Trimethoprim/sulfamethoxazole is currently considered the treatment of choice for
shigellosis and severe travelers'
diarrhea. The problem with this combination regimen is inactivity against Campylobacter jejuni strains and other bacterial enteropathogens showing in vitro resistance to the
drug. Resistance to
trimethoprim/sulfamethoxazole among enteric pathogens has occurred frequently in certain areas of the world. A study of the in vitro susceptibility of enteric bacterial pathogens isolated from multiple countries was recently performed. The minimal inhibitory concentration of
ciprofloxacin required to inhibit 90 percent of the 210 bacterial enteropathogens ranged from 0.25 micrograms/ml for C. jejuni to 0.016 micrograms/ml for enterotoxigenic Escherichia coli, Salmonella, and Shigella. In a clinical trial carried out in a United States student population that acquired
diarrhea while in Mexico, it was shown that
ciprofloxacin was as effective as
trimethoprim/sulfamethoxazole and both were significantly (p less than 0.001) more effective than placebo. The average duration of
diarrhea was 29 or 20 hours after initiation of treatment with
ciprofloxacin or
trimethoprim/sulfamethoxazole, respectively, compared with 81 hours in the placebo group. The
antimicrobial agents were more efficacious than placebo in treating
diarrhea caused by enterotoxigenic E. coli, invasive enteropathogens, and unknown pathogens.
Ciprofloxacin and the
quinolone derivatives are uniquely suited to the
therapy of acute bacterial
diarrhea in areas where C. jejuni is commonly found and where
trimethoprim/sulfamethoxazole-resistant strains regularly occur.

============

### Exercise instructions
1) In one to three sentences, explain the problem that the abstract on treating bacterial diarrhea identifies with the trimethoprim/sulfamethoxazole regimen.
2) Write out the abstract on treating bacterial diarrhea word for word, from "Ciprofloxacin and the" to "strains regularly occur.".

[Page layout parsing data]
============

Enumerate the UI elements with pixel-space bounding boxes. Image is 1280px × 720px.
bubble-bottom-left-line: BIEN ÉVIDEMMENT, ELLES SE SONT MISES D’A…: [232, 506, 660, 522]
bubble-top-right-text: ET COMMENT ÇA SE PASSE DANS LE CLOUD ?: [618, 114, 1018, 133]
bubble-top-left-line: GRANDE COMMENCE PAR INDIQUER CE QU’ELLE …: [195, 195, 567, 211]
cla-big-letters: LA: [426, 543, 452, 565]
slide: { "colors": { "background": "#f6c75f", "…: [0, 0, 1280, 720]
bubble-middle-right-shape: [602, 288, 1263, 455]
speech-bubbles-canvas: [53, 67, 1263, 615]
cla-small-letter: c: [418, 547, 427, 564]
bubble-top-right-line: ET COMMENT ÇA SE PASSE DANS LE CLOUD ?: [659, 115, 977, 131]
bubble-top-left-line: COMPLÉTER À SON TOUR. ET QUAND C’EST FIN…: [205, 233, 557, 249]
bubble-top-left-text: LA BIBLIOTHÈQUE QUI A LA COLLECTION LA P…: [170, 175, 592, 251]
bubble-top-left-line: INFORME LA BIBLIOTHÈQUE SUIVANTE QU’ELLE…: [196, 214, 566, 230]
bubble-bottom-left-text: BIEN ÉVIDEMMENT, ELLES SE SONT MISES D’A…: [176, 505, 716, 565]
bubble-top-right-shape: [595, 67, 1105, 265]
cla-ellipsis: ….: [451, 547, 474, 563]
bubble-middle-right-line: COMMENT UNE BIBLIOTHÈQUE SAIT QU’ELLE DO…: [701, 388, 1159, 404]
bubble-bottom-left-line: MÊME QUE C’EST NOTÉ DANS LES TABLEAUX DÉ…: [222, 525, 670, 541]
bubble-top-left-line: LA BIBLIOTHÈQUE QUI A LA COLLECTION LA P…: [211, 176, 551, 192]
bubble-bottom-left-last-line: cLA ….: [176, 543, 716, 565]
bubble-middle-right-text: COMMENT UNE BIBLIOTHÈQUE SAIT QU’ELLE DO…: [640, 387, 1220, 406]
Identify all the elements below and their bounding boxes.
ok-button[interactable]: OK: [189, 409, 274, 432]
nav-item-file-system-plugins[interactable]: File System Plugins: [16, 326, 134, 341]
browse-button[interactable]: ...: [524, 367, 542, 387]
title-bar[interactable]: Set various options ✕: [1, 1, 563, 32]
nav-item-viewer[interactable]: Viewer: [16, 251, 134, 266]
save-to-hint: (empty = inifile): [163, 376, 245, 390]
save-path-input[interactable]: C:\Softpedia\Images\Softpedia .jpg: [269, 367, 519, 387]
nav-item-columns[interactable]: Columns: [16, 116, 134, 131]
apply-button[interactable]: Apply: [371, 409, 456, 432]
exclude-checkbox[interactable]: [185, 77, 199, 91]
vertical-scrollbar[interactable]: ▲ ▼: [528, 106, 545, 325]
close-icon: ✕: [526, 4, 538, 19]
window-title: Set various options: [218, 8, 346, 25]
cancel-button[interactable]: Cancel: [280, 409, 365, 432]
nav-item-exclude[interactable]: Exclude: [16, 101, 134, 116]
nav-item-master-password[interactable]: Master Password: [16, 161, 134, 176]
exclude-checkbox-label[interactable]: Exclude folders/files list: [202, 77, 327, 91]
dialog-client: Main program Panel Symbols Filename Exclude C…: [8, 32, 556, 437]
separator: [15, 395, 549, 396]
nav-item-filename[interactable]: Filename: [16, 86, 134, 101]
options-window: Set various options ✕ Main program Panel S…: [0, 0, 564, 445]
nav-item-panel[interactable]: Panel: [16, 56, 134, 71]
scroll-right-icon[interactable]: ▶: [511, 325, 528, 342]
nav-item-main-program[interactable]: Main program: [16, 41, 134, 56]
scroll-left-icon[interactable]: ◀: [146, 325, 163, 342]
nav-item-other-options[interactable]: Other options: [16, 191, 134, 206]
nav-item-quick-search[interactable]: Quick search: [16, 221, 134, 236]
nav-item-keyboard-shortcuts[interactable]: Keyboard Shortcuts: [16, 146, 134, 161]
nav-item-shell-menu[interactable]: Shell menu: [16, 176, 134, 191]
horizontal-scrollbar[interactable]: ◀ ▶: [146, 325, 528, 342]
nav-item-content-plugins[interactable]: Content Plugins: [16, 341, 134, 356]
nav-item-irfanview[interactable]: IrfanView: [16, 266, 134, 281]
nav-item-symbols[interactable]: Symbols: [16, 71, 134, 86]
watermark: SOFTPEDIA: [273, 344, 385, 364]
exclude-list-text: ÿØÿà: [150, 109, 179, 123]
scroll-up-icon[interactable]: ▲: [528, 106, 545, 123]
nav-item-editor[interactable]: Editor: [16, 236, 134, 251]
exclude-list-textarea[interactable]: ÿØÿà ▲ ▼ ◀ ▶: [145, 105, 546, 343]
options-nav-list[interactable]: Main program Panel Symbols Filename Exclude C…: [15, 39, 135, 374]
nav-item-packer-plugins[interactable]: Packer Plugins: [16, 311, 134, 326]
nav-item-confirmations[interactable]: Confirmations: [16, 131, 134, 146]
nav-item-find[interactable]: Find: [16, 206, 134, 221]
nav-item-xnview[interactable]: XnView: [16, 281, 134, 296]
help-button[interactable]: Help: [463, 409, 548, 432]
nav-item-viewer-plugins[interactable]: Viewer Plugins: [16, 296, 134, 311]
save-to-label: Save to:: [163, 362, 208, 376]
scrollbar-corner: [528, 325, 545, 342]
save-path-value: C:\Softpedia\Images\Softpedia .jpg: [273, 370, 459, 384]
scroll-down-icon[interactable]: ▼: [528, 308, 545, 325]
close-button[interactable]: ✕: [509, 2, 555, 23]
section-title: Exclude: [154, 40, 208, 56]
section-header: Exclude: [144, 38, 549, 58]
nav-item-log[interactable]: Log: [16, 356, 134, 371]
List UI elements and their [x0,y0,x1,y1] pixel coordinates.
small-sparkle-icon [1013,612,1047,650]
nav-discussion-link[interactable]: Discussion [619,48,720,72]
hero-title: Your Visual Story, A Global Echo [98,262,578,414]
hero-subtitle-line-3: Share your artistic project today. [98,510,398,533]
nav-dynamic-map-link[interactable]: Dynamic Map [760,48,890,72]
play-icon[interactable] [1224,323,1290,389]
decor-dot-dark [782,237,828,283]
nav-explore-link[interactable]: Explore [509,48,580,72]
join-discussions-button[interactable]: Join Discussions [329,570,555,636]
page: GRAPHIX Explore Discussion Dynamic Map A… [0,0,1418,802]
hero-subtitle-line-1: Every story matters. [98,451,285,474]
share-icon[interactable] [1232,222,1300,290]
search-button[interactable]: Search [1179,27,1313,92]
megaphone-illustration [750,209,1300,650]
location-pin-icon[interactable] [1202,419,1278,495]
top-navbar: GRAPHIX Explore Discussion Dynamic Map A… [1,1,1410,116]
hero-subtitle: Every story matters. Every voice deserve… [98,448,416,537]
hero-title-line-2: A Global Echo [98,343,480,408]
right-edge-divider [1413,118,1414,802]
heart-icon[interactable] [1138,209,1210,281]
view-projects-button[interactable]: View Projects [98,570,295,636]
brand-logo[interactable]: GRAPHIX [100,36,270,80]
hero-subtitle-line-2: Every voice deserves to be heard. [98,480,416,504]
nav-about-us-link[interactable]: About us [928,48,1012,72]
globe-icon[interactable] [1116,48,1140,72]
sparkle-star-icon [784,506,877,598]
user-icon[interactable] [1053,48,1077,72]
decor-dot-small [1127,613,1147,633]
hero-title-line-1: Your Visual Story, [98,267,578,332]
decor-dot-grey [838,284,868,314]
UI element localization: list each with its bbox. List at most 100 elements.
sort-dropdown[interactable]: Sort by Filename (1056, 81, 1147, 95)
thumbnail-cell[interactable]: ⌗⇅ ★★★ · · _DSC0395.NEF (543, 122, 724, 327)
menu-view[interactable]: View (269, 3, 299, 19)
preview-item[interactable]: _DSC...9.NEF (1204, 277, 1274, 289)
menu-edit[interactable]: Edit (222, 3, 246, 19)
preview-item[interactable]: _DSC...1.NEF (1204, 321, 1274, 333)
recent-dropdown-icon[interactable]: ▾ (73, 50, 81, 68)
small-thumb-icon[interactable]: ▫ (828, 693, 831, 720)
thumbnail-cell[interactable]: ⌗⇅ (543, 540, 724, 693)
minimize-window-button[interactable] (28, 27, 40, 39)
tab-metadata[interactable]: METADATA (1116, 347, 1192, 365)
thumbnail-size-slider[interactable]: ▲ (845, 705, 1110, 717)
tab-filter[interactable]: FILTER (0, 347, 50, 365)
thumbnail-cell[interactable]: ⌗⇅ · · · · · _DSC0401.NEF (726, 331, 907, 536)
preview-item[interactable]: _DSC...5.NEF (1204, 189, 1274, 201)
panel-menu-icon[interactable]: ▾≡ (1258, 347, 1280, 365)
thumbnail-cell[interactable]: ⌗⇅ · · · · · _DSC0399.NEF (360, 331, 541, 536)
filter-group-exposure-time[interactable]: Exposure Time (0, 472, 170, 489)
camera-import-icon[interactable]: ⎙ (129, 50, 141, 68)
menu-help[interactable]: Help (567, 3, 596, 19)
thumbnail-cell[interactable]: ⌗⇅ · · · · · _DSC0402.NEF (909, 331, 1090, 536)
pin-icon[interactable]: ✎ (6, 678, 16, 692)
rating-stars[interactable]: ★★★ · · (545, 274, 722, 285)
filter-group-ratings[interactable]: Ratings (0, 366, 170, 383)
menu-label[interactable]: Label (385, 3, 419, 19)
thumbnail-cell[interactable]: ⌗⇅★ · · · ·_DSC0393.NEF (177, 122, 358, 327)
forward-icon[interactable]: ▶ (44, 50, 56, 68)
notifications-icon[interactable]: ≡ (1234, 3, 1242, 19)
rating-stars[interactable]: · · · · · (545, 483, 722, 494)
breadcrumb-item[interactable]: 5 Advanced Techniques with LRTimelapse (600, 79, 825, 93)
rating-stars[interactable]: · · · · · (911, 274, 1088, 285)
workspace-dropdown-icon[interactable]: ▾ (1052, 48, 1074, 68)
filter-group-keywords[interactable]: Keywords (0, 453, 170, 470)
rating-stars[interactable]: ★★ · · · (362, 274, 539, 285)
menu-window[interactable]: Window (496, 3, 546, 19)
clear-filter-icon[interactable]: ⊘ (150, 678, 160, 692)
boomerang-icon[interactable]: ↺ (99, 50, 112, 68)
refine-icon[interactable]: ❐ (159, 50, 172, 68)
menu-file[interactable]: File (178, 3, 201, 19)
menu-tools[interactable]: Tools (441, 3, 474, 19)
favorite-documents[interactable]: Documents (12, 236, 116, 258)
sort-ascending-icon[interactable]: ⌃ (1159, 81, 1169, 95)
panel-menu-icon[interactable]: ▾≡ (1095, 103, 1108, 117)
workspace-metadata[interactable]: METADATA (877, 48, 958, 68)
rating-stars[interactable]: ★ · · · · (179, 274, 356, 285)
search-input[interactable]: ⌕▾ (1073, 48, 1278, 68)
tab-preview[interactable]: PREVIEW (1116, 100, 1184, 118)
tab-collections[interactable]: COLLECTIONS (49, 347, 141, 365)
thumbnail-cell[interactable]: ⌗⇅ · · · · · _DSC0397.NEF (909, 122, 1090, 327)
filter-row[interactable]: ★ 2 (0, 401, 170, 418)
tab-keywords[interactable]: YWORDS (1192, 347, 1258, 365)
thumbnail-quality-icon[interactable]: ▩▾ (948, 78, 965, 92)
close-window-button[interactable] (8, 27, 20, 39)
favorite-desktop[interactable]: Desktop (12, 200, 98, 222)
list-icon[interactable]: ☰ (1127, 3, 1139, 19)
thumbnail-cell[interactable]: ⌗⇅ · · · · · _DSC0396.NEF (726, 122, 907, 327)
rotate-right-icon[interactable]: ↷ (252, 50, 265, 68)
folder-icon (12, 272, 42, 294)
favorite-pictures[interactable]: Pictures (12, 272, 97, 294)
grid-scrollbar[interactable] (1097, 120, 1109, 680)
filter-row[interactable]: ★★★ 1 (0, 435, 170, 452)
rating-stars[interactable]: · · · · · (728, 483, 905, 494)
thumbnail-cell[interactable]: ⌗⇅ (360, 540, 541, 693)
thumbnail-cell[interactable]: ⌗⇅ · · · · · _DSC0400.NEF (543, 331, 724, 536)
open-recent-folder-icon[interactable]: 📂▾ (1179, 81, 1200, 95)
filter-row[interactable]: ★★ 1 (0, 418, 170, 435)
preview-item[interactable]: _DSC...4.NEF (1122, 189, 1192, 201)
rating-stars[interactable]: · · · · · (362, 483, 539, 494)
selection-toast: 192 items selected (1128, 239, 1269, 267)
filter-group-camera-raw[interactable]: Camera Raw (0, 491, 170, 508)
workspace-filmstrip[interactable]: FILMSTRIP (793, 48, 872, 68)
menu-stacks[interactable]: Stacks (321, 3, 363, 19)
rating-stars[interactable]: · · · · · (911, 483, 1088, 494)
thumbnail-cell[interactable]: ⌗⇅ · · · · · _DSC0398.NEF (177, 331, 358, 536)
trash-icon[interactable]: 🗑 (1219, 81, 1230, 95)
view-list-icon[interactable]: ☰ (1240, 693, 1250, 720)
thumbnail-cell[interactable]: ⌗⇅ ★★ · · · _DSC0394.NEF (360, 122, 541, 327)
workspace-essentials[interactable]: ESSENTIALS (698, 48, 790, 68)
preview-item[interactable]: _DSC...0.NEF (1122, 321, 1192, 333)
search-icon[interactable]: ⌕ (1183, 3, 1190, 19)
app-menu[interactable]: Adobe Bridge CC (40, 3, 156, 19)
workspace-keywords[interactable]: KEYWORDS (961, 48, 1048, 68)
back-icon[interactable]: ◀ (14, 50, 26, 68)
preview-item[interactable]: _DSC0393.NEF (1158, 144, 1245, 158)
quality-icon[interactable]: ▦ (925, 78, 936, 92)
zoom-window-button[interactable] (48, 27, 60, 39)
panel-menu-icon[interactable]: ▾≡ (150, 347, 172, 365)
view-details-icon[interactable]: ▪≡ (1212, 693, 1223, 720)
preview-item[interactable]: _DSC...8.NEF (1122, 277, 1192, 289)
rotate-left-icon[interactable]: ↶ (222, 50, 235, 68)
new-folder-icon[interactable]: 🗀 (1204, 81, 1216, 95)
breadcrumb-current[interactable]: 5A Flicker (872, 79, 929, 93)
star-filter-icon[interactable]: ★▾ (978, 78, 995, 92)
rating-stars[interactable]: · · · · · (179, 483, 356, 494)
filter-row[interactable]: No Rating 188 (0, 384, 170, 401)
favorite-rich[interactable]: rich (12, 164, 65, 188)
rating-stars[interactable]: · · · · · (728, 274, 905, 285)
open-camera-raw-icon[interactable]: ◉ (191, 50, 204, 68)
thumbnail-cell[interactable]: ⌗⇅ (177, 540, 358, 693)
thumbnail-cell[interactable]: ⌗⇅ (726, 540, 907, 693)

============

### List of solutions
1) The regimen is inactive against Campylobacter jejuni strains and against other bacterial enteropathogens that show in vitro resistance to the drug. Resistance to trimethoprim/sulfamethoxazole among enteric pathogens has also occurred frequently in certain areas of the world.

2)
Ciprofloxacin and the
quinolone derivatives are uniquely suited to the
therapy of acute bacterial
diarrhea in areas where C. jejuni is commonly found and where
trimethoprim/sulfamethoxazole-resistant strains regularly occur.